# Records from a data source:
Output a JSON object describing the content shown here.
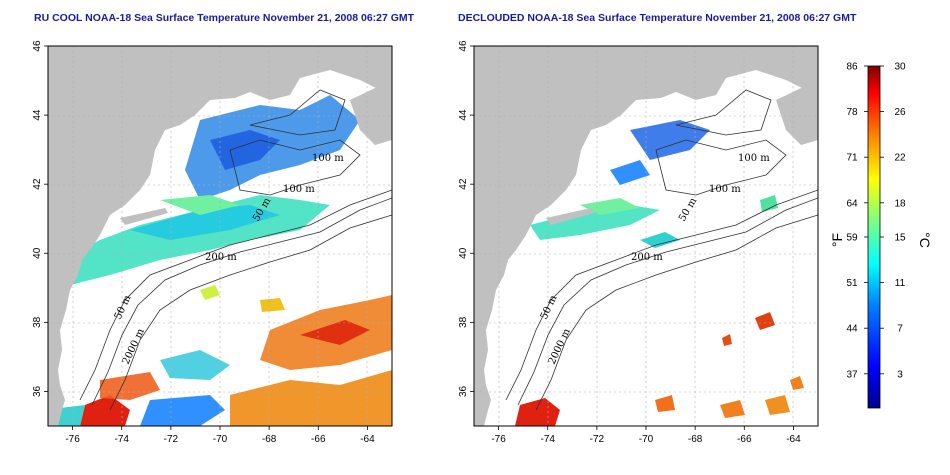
{
  "panels": [
    {
      "id": "left",
      "title": "RU COOL NOAA-18 Sea Surface Temperature November 21, 2008 06:27 GMT",
      "contour_labels": [
        "100 m",
        "100 m",
        "50 m",
        "200 m",
        "50 m",
        "2000 m"
      ]
    },
    {
      "id": "right",
      "title": "DECLOUDED NOAA-18 Sea Surface Temperature November 21, 2008 06:27 GMT",
      "contour_labels": [
        "100 m",
        "100 m",
        "50 m",
        "200 m",
        "50 m",
        "2000 m"
      ]
    }
  ],
  "map_extent": {
    "lon_range": [
      -77,
      -63
    ],
    "lat_range": [
      35,
      46
    ]
  },
  "x_ticks": [
    "-76",
    "-74",
    "-72",
    "-70",
    "-68",
    "-66",
    "-64"
  ],
  "y_ticks": [
    "36",
    "38",
    "40",
    "42",
    "44",
    "46"
  ],
  "colorbar": {
    "f_ticks": [
      "86",
      "78",
      "71",
      "64",
      "59",
      "51",
      "44",
      "37"
    ],
    "c_ticks": [
      "30",
      "26",
      "22",
      "18",
      "15",
      "11",
      "7",
      "3"
    ],
    "f_unit": "°F",
    "c_unit": "°C",
    "range_c": [
      0,
      30
    ],
    "colormap": [
      "#00008f",
      "#0000ff",
      "#0080ff",
      "#00ffff",
      "#80ff80",
      "#ffff00",
      "#ff8000",
      "#ff0000",
      "#800000"
    ]
  },
  "colors": {
    "land": "#c0c0c0",
    "ocean_no_data": "#ffffff",
    "title": "#1a1aa0",
    "contour": "#303030",
    "grid": "#b0b0b0"
  }
}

# GOAL:
Exactly as written, return every line of the listing, but not the pictures.

# THE OUTPUT:
Output a JSON object describing the content shown here.
{
  "panels": [
    {
      "id": "left",
      "title": "RU COOL NOAA-18 Sea Surface Temperature November 21, 2008 06:27 GMT",
      "contour_labels": [
        "100 m",
        "100 m",
        "50 m",
        "200 m",
        "50 m",
        "2000 m"
      ]
    },
    {
      "id": "right",
      "title": "DECLOUDED NOAA-18 Sea Surface Temperature November 21, 2008 06:27 GMT",
      "contour_labels": [
        "100 m",
        "100 m",
        "50 m",
        "200 m",
        "50 m",
        "2000 m"
      ]
    }
  ],
  "map_extent": {
    "lon_range": [
      -77,
      -63
    ],
    "lat_range": [
      35,
      46
    ]
  },
  "x_ticks": [
    "-76",
    "-74",
    "-72",
    "-70",
    "-68",
    "-66",
    "-64"
  ],
  "y_ticks": [
    "36",
    "38",
    "40",
    "42",
    "44",
    "46"
  ],
  "colorbar": {
    "f_ticks": [
      "86",
      "78",
      "71",
      "64",
      "59",
      "51",
      "44",
      "37"
    ],
    "c_ticks": [
      "30",
      "26",
      "22",
      "18",
      "15",
      "11",
      "7",
      "3"
    ],
    "f_unit": "°F",
    "c_unit": "°C",
    "range_c": [
      0,
      30
    ],
    "colormap": [
      "#00008f",
      "#0000ff",
      "#0080ff",
      "#00ffff",
      "#80ff80",
      "#ffff00",
      "#ff8000",
      "#ff0000",
      "#800000"
    ]
  },
  "colors": {
    "land": "#c0c0c0",
    "ocean_no_data": "#ffffff",
    "title": "#1a1aa0",
    "contour": "#303030",
    "grid": "#b0b0b0"
  }
}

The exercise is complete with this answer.